— begin Stored data —

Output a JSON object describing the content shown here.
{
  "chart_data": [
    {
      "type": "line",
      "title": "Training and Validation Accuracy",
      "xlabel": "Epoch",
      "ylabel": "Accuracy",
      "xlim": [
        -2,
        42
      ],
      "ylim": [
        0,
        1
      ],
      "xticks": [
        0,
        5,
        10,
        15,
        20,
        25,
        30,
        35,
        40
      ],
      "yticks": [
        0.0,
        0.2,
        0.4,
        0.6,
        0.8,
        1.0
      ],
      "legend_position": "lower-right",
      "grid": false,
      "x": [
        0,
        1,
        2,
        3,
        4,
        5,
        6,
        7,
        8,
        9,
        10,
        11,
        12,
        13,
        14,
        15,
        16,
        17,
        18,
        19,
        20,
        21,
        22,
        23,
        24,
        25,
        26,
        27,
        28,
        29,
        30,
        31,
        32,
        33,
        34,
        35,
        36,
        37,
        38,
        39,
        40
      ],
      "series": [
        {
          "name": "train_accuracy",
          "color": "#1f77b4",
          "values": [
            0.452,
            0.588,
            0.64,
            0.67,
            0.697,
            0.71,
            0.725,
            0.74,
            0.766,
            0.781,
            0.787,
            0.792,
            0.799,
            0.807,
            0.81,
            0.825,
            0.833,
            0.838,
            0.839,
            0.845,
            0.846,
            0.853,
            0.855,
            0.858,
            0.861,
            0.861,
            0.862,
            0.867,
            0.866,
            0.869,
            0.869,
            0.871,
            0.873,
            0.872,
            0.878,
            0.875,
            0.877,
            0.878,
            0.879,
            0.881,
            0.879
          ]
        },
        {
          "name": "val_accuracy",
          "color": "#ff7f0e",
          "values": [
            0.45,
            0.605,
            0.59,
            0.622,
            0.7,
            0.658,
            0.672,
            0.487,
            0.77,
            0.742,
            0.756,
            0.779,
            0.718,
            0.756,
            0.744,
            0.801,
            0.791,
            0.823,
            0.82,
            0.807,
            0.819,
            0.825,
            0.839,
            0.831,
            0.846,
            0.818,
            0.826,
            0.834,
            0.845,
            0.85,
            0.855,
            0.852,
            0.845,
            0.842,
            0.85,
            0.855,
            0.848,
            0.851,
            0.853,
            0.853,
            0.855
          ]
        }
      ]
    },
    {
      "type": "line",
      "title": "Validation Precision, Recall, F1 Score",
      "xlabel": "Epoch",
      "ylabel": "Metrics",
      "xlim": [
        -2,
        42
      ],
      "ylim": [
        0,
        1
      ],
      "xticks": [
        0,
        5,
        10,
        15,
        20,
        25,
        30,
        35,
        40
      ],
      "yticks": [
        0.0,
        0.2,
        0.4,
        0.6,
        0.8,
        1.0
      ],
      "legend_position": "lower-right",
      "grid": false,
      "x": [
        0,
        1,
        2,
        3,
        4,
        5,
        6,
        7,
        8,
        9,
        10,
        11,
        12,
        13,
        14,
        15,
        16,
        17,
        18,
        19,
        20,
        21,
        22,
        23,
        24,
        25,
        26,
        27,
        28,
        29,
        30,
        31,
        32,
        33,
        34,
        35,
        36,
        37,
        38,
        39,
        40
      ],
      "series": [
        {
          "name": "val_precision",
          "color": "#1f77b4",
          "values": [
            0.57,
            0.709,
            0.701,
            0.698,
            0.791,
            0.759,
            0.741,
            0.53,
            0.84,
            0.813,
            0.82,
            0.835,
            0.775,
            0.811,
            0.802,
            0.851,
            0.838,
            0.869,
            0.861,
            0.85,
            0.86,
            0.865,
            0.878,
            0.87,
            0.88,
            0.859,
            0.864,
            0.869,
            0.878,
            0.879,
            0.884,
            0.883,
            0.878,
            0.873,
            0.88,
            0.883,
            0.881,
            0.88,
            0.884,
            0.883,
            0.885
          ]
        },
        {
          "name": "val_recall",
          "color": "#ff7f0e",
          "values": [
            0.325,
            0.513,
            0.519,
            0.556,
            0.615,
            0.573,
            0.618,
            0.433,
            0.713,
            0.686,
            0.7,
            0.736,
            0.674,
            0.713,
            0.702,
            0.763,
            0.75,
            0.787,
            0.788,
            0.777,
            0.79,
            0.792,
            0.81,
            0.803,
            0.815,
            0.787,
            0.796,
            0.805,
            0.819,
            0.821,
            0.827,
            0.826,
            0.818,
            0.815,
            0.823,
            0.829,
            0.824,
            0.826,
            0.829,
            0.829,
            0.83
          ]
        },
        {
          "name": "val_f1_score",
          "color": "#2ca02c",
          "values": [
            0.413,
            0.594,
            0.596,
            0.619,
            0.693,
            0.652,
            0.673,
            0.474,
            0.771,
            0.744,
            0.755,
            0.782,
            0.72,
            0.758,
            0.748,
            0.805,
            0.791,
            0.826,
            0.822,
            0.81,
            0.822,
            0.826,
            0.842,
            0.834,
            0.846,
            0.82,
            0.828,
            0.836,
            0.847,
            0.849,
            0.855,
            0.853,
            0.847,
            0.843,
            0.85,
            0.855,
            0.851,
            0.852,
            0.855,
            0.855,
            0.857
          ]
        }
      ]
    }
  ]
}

— end Stored data —

**Work to do**
Only a number is expected here: the count of lines in the listing that hold the string "Validation".

**Full answer**
2